▶ WRITTEN REQUEST
Gather all lines containing the string "this" and copy them out.

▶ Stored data
══════════

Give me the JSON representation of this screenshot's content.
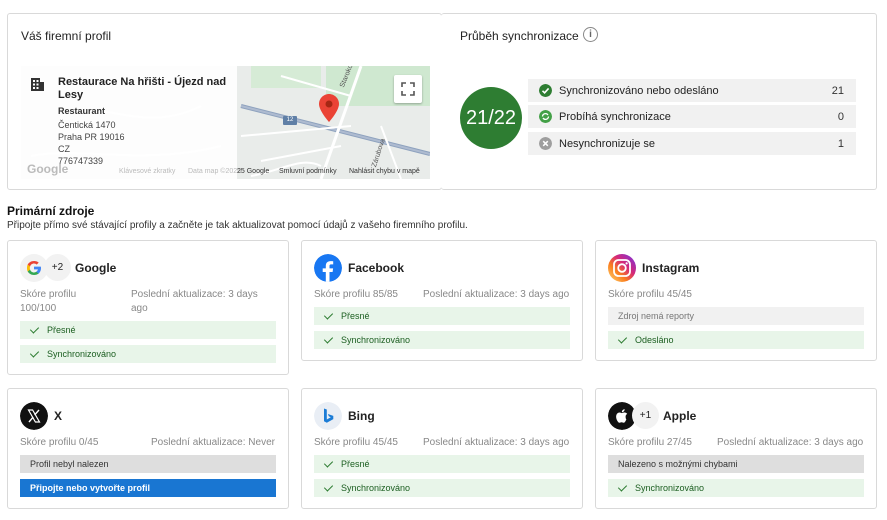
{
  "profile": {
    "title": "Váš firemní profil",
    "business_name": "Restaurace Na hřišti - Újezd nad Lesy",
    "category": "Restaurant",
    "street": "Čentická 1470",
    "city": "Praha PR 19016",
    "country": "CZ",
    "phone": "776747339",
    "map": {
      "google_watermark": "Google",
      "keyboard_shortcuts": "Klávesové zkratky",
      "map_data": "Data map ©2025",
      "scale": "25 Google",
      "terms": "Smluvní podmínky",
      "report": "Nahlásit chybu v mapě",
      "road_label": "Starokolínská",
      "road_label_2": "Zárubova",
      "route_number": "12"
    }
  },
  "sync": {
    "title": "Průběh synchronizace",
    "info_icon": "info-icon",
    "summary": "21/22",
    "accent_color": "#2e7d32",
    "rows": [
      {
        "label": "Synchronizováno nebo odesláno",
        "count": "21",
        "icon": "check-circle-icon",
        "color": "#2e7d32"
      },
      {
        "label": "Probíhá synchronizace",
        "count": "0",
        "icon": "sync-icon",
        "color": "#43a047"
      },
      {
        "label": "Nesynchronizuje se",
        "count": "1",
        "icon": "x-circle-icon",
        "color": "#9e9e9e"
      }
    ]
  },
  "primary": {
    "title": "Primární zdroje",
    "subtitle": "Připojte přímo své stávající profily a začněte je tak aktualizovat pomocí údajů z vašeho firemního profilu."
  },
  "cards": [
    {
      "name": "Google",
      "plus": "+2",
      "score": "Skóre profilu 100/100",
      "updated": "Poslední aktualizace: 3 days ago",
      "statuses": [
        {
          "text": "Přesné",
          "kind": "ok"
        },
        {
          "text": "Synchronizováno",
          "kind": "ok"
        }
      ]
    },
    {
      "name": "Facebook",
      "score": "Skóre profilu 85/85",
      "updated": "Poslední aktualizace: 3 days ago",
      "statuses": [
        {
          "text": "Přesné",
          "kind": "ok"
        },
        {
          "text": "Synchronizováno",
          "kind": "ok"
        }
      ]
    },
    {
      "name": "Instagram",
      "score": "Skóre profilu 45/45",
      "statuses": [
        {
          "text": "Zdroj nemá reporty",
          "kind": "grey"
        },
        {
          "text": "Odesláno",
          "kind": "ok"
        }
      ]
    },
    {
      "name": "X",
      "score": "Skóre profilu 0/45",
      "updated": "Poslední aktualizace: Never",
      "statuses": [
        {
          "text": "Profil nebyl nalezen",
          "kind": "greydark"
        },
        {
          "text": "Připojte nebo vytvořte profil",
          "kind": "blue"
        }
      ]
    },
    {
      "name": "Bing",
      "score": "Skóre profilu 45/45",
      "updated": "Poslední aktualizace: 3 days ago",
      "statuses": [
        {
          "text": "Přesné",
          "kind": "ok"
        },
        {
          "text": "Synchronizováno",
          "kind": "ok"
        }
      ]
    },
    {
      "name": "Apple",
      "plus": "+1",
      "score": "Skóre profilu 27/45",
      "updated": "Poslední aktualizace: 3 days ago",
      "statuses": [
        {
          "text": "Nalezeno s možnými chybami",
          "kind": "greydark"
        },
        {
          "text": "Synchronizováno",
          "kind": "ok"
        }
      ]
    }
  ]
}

══════════

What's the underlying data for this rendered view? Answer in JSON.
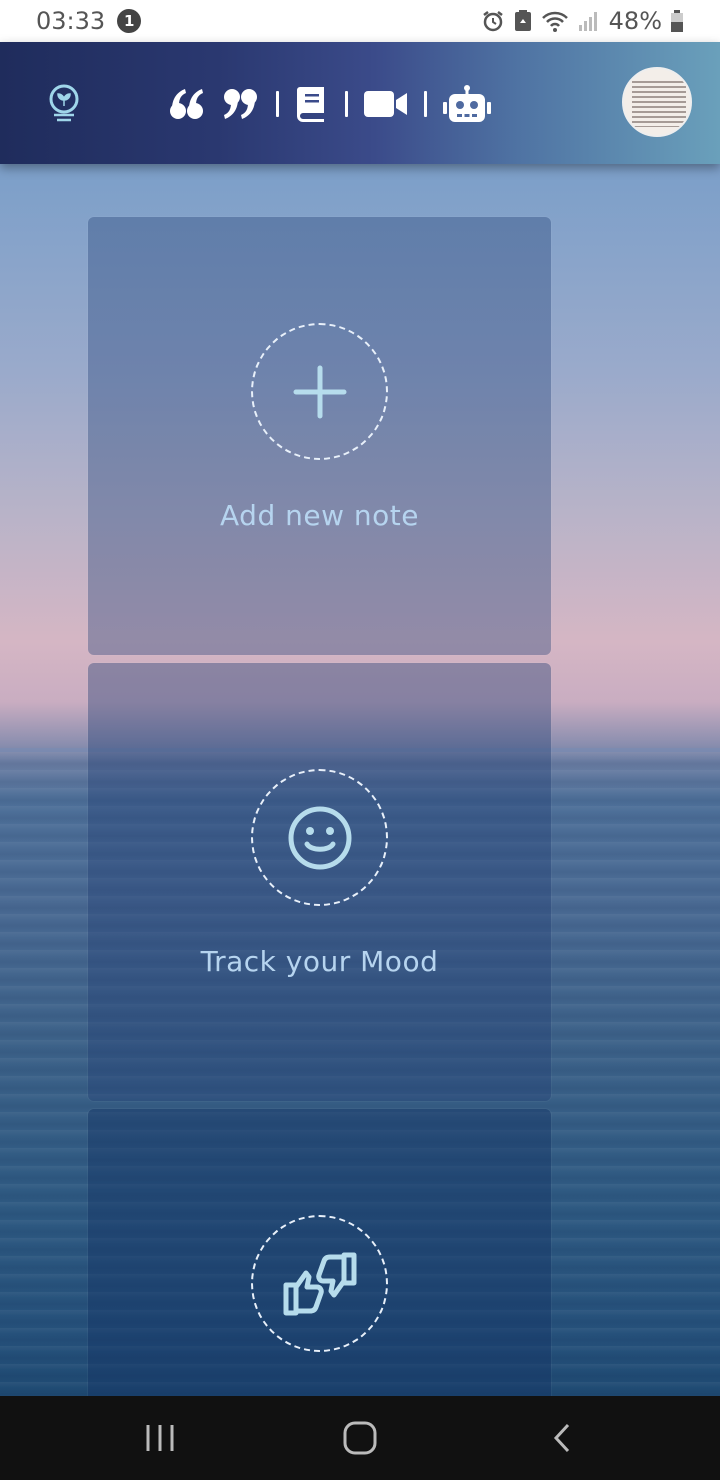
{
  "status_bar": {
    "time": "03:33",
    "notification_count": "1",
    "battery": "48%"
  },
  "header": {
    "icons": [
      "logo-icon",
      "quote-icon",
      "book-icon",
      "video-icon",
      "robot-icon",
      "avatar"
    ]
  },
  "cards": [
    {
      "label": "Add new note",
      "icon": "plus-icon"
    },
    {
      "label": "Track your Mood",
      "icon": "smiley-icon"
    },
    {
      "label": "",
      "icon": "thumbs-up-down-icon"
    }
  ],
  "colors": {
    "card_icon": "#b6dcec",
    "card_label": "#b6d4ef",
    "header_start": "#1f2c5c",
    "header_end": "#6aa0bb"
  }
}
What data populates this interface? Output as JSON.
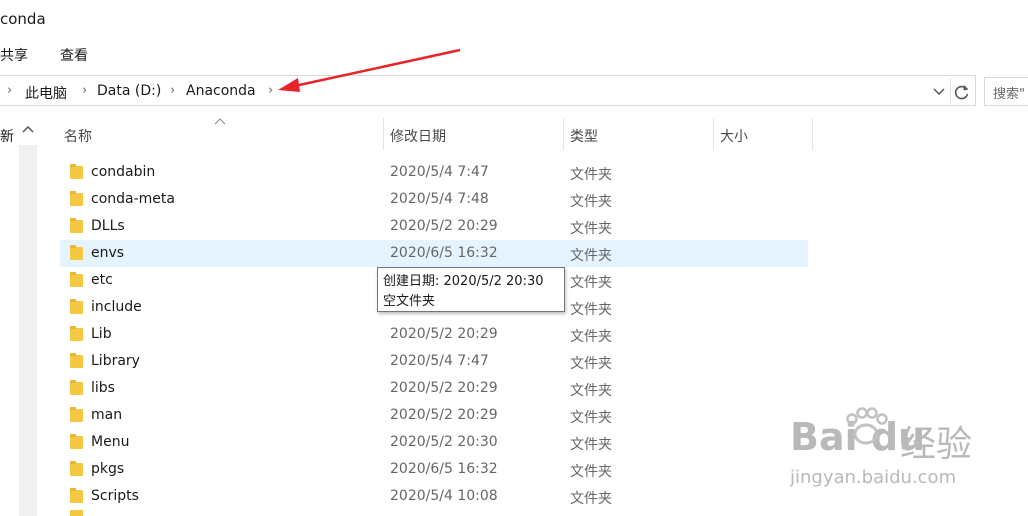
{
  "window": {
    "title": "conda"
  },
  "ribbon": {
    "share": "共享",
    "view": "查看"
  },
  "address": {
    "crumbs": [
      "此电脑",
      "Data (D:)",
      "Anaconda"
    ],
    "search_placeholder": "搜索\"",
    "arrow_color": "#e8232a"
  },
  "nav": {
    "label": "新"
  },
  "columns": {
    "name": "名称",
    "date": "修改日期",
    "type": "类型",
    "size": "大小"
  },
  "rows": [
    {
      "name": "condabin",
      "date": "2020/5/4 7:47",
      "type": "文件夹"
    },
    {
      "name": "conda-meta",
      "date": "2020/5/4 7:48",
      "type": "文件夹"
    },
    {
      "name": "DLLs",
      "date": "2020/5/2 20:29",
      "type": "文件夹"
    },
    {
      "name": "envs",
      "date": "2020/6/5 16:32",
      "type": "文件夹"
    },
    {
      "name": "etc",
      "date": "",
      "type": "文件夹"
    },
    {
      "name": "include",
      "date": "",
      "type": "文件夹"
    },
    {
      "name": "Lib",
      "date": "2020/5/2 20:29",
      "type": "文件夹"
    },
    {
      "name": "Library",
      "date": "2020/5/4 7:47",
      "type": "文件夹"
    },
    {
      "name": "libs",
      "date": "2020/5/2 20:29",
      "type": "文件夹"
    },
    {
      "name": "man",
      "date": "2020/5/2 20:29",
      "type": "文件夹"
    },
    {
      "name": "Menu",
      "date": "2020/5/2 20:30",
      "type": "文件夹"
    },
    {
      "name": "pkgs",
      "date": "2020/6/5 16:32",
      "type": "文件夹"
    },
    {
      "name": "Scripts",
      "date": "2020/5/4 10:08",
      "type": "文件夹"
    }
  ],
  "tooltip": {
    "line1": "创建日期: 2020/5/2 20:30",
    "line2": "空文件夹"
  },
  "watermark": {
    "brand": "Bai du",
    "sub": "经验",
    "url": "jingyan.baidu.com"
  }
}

══════════

▶ TASK RESULT
Give me the JSON representation of this screenshot's content.
What's the underlying data for this rendered view? Answer in JSON.
What data populates this interface? Output as JSON.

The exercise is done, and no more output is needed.